▶ [Directive]
Assemble all lines in which the string "JSON" appears.

★ ★ ★

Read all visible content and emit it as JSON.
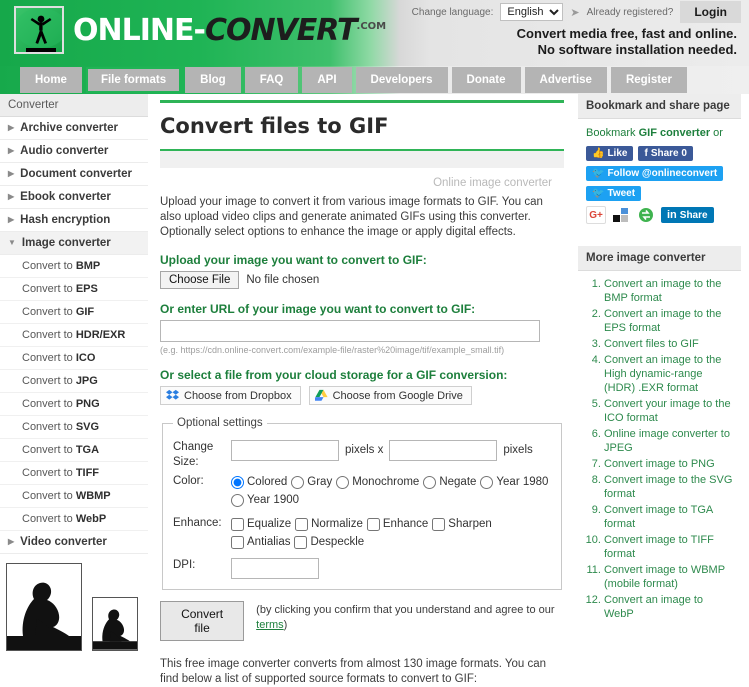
{
  "header": {
    "logo_text_white": "ONLINE-",
    "logo_text_dark": "CONVERT",
    "logo_com": ".COM",
    "change_language_label": "Change language:",
    "language_value": "English",
    "language_options": [
      "English"
    ],
    "go_arrow": "➤",
    "already_registered": "Already registered?",
    "login_label": "Login",
    "tagline_line1": "Convert media free, fast and online.",
    "tagline_line2": "No software installation needed."
  },
  "nav": {
    "items": [
      {
        "label": "Home",
        "active": false
      },
      {
        "label": "File formats",
        "active": true
      },
      {
        "label": "Blog",
        "active": false
      },
      {
        "label": "FAQ",
        "active": false
      },
      {
        "label": "API",
        "active": false
      },
      {
        "label": "Developers",
        "active": false
      },
      {
        "label": "Donate",
        "active": false
      },
      {
        "label": "Advertise",
        "active": false
      },
      {
        "label": "Register",
        "active": false
      }
    ]
  },
  "sidebar": {
    "title": "Converter",
    "categories": [
      {
        "label": "Archive converter",
        "expanded": false
      },
      {
        "label": "Audio converter",
        "expanded": false
      },
      {
        "label": "Document converter",
        "expanded": false
      },
      {
        "label": "Ebook converter",
        "expanded": false
      },
      {
        "label": "Hash encryption",
        "expanded": false
      },
      {
        "label": "Image converter",
        "expanded": true
      },
      {
        "label": "Video converter",
        "expanded": false
      }
    ],
    "image_items": [
      {
        "prefix": "Convert to ",
        "format": "BMP"
      },
      {
        "prefix": "Convert to ",
        "format": "EPS"
      },
      {
        "prefix": "Convert to ",
        "format": "GIF"
      },
      {
        "prefix": "Convert to ",
        "format": "HDR/EXR"
      },
      {
        "prefix": "Convert to ",
        "format": "ICO"
      },
      {
        "prefix": "Convert to ",
        "format": "JPG"
      },
      {
        "prefix": "Convert to ",
        "format": "PNG"
      },
      {
        "prefix": "Convert to ",
        "format": "SVG"
      },
      {
        "prefix": "Convert to ",
        "format": "TGA"
      },
      {
        "prefix": "Convert to ",
        "format": "TIFF"
      },
      {
        "prefix": "Convert to ",
        "format": "WBMP"
      },
      {
        "prefix": "Convert to ",
        "format": "WebP"
      }
    ]
  },
  "main": {
    "page_title": "Convert files to GIF",
    "watermark": "Online image converter",
    "description": "Upload your image to convert it from various image formats to GIF. You can also upload video clips and generate animated GIFs using this converter. Optionally select options to enhance the image or apply digital effects.",
    "upload_label": "Upload your image you want to convert to GIF:",
    "choose_file_label": "Choose File",
    "no_file_chosen": "No file chosen",
    "url_label": "Or enter URL of your image you want to convert to GIF:",
    "url_value": "",
    "url_hint": "(e.g. https://cdn.online-convert.com/example-file/raster%20image/tif/example_small.tif)",
    "cloud_label": "Or select a file from your cloud storage for a GIF conversion:",
    "dropbox_label": "Choose from Dropbox",
    "gdrive_label": "Choose from Google Drive",
    "settings": {
      "legend": "Optional settings",
      "change_size_label": "Change Size:",
      "width_value": "",
      "height_value": "",
      "pixels_x_label": "pixels x",
      "pixels_label": "pixels",
      "color_label": "Color:",
      "color_options": [
        {
          "label": "Colored",
          "checked": true
        },
        {
          "label": "Gray",
          "checked": false
        },
        {
          "label": "Monochrome",
          "checked": false
        },
        {
          "label": "Negate",
          "checked": false
        },
        {
          "label": "Year 1980",
          "checked": false
        },
        {
          "label": "Year 1900",
          "checked": false
        }
      ],
      "enhance_label": "Enhance:",
      "enhance_options": [
        {
          "label": "Equalize",
          "checked": false
        },
        {
          "label": "Normalize",
          "checked": false
        },
        {
          "label": "Enhance",
          "checked": false
        },
        {
          "label": "Sharpen",
          "checked": false
        },
        {
          "label": "Antialias",
          "checked": false
        },
        {
          "label": "Despeckle",
          "checked": false
        }
      ],
      "dpi_label": "DPI:",
      "dpi_value": ""
    },
    "convert_button_label": "Convert file",
    "convert_note_1": "(by clicking you confirm that you understand and agree to our ",
    "convert_note_terms": "terms",
    "convert_note_2": ")",
    "footer_para": "This free image converter converts from almost 130 image formats. You can find below a list of supported source formats to convert to GIF:"
  },
  "right": {
    "bookmark_title": "Bookmark and share page",
    "bookmark_line_pre": "Bookmark ",
    "bookmark_line_bold": "GIF converter",
    "bookmark_line_post": " or",
    "like_label": "Like",
    "fb_share_label": "Share 0",
    "follow_label": "Follow @onlineconvert",
    "tweet_label": "Tweet",
    "gplus_label": "G+",
    "linkedin_label": "Share",
    "more_title": "More image converter",
    "more_items": [
      "Convert an image to the BMP format",
      "Convert an image to the EPS format",
      "Convert files to GIF",
      "Convert an image to the High dynamic-range (HDR) .EXR format",
      "Convert your image to the ICO format",
      "Online image converter to JPEG",
      "Convert image to PNG",
      "Convert image to the SVG format",
      "Convert image to TGA format",
      "Convert image to TIFF format",
      "Convert image to WBMP (mobile format)",
      "Convert an image to WebP"
    ]
  },
  "colors": {
    "brand_green": "#20b455",
    "link_green": "#2e8a4d",
    "label_green": "#1d7f3c",
    "nav_grey": "#b4b4b4"
  }
}
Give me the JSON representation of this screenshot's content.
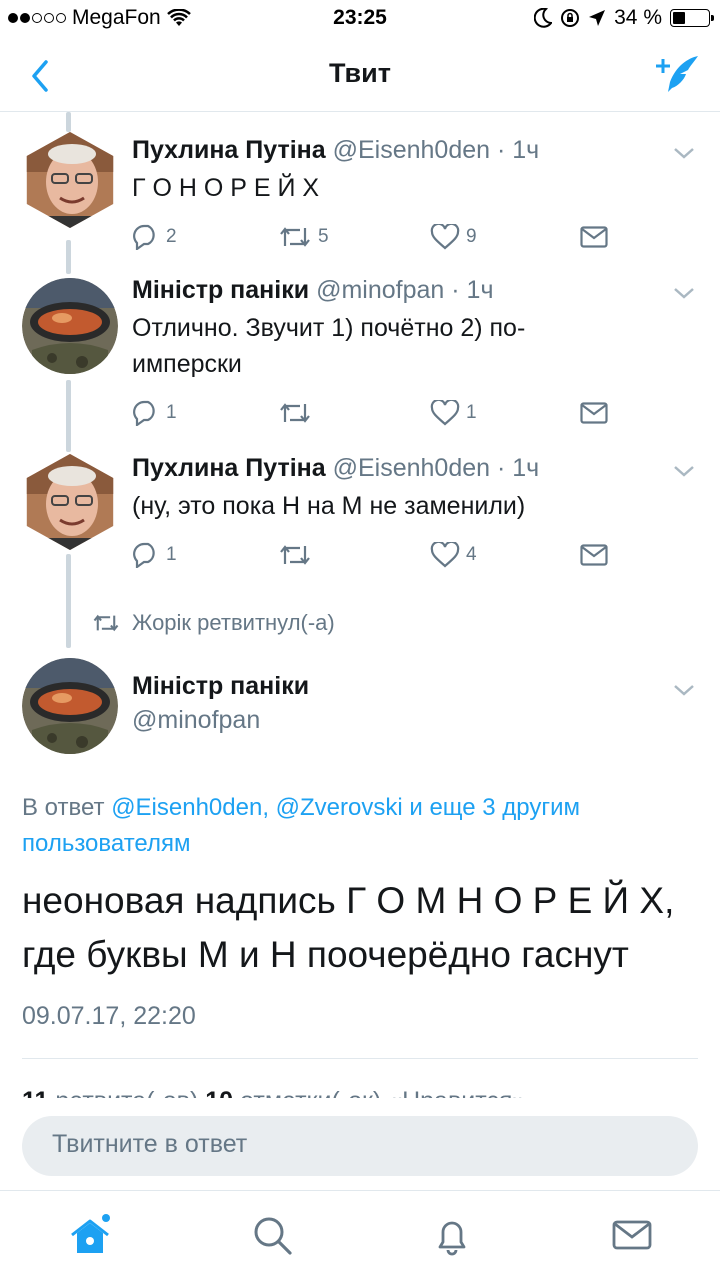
{
  "status": {
    "carrier": "MegaFon",
    "time": "23:25",
    "battery": "34 %",
    "battery_level": 0.34
  },
  "nav": {
    "title": "Твит"
  },
  "thread": [
    {
      "name": "Пухлина Путіна",
      "handle": "@Eisenh0den",
      "time": "· 1ч",
      "text": "Г О Н О Р Е Й Х",
      "replies": "2",
      "retweets": "5",
      "likes": "9"
    },
    {
      "name": "Міністр паніки",
      "handle": "@minofpan",
      "time": "· 1ч",
      "text": "Отлично. Звучит 1) почётно 2) по-имперски",
      "replies": "1",
      "retweets": "",
      "likes": "1"
    },
    {
      "name": "Пухлина Путіна",
      "handle": "@Eisenh0den",
      "time": "· 1ч",
      "text": "(ну, это пока Н на М не заменили)",
      "replies": "1",
      "retweets": "",
      "likes": "4"
    }
  ],
  "retweeted_by": "Жорік ретвитнул(-а)",
  "main": {
    "name": "Міністр паніки",
    "handle": "@minofpan",
    "reply_prefix": "В ответ ",
    "reply_mentions": "@Eisenh0den, @Zverovski и еще 3 другим пользователям",
    "text": "неоновая надпись Г О М Н О Р Е Й Х, где буквы М и Н поочерёдно гаснут",
    "timestamp": "09.07.17, 22:20",
    "stats": {
      "retweets_count": "11",
      "retweets_label": " ретвита(-ов)  ",
      "likes_count": "10",
      "likes_label": " отметки(-ок) «Нравится»"
    }
  },
  "reply_placeholder": "Твитните в ответ",
  "colors": {
    "accent": "#1da1f2",
    "muted": "#657786",
    "text": "#14171a"
  },
  "icons": [
    "back-icon",
    "compose-tweet-icon",
    "reply-icon",
    "retweet-icon",
    "like-icon",
    "message-icon",
    "chevron-down-icon",
    "home-icon",
    "search-icon",
    "notifications-icon",
    "messages-icon"
  ]
}
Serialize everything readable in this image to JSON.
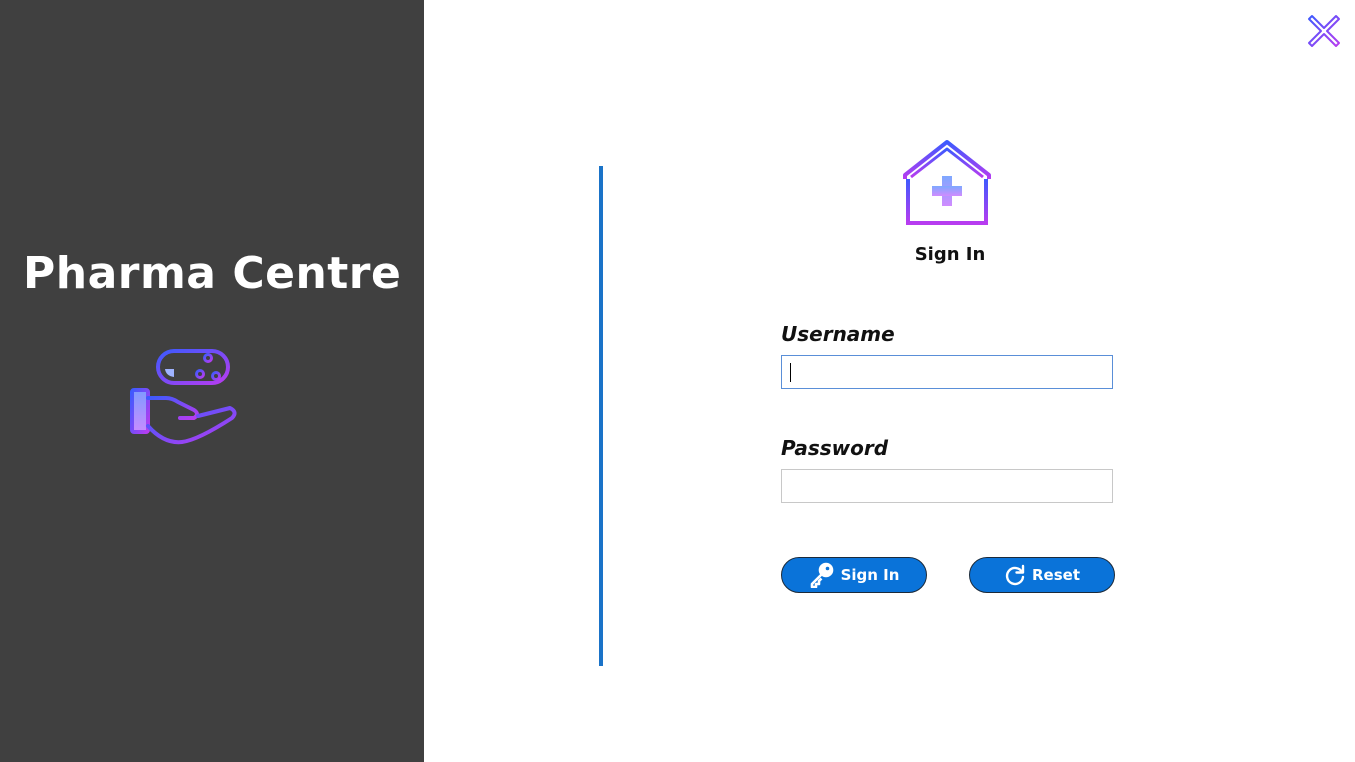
{
  "app": {
    "title": "Pharma Centre",
    "pharma_icon": "hand-holding-pill-icon",
    "close_icon": "close-icon"
  },
  "form": {
    "heading": "Sign In",
    "header_icon": "clinic-house-icon",
    "username": {
      "label": "Username",
      "value": "",
      "placeholder": ""
    },
    "password": {
      "label": "Password",
      "value": "",
      "placeholder": ""
    },
    "buttons": {
      "signin_label": "Sign In",
      "signin_icon": "key-icon",
      "reset_label": "Reset",
      "reset_icon": "refresh-icon"
    }
  },
  "colors": {
    "sidebar_bg": "#404040",
    "accent": "#0a73d9",
    "divider": "#1a73c8",
    "icon_gradient_start": "#3d5afe",
    "icon_gradient_end": "#b83cf0"
  }
}
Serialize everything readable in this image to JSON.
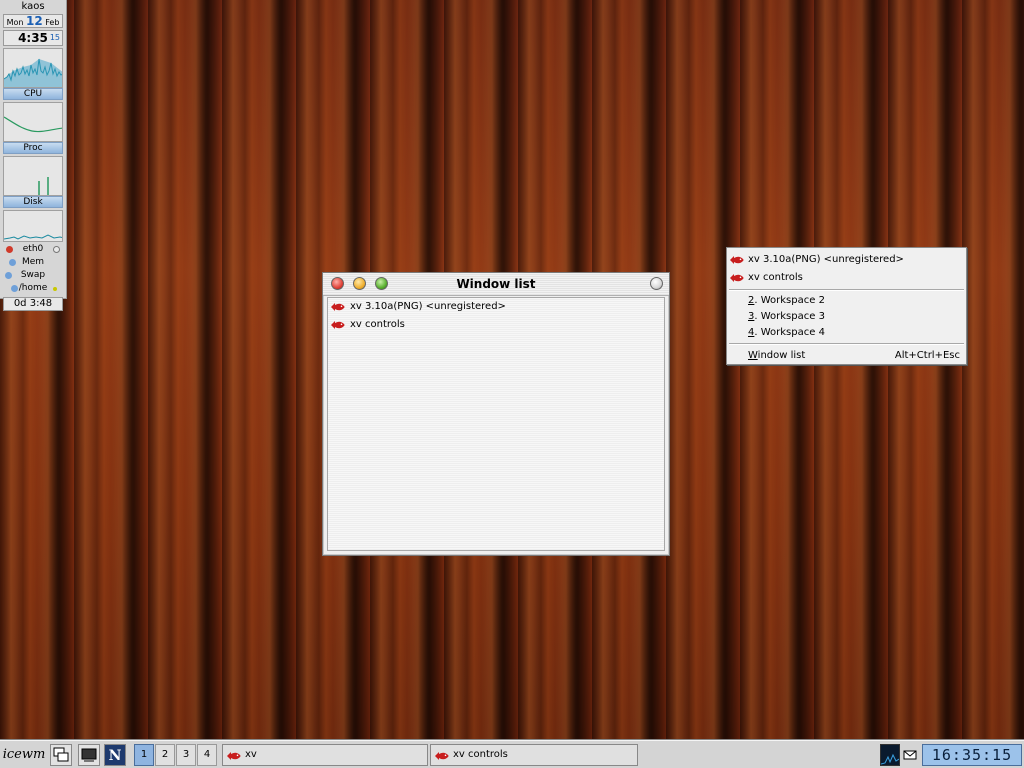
{
  "monitor": {
    "host": "kaos",
    "weekday": "Mon",
    "day": "12",
    "month": "Feb",
    "time": "4:35",
    "seconds": "15",
    "labels": {
      "cpu": "CPU",
      "proc": "Proc",
      "disk": "Disk",
      "net": "eth0",
      "mem": "Mem",
      "swap": "Swap",
      "home": "/home"
    },
    "uptime": "0d  3:48"
  },
  "window_list": {
    "title": "Window list",
    "items": [
      {
        "label": "xv 3.10a(PNG) <unregistered>",
        "icon": "fish-icon"
      },
      {
        "label": "xv controls",
        "icon": "fish-icon"
      }
    ]
  },
  "menu": {
    "windows": [
      {
        "label": "xv 3.10a(PNG) <unregistered>",
        "icon": "fish-icon"
      },
      {
        "label": "xv controls",
        "icon": "fish-icon"
      }
    ],
    "workspaces": [
      {
        "num": "2",
        "label": ". Workspace  2"
      },
      {
        "num": "3",
        "label": ". Workspace  3"
      },
      {
        "num": "4",
        "label": ". Workspace  4"
      }
    ],
    "window_list": {
      "label_first": "W",
      "label_rest": "indow list",
      "accel": "Alt+Ctrl+Esc"
    }
  },
  "taskbar": {
    "start_label": "icewm",
    "workspaces": [
      "1",
      "2",
      "3",
      "4"
    ],
    "active_workspace": "1",
    "tasks": [
      {
        "label": "xv",
        "icon": "fish-icon"
      },
      {
        "label": "xv controls",
        "icon": "fish-icon"
      }
    ],
    "clock": "16:35:15"
  },
  "colors": {
    "accent": "#8fb4e0",
    "close": "#e0443a",
    "minimize": "#f0b030",
    "maximize": "#5ab030",
    "fish": "#c81e1e"
  }
}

★ ★ ★

▶ [Response to the exercise]
Read all visible content and emit it as JSON.
Give me the JSON representation of this screenshot's content.
Serialize everything readable in this image to JSON.
Serialize everything readable in this image to JSON.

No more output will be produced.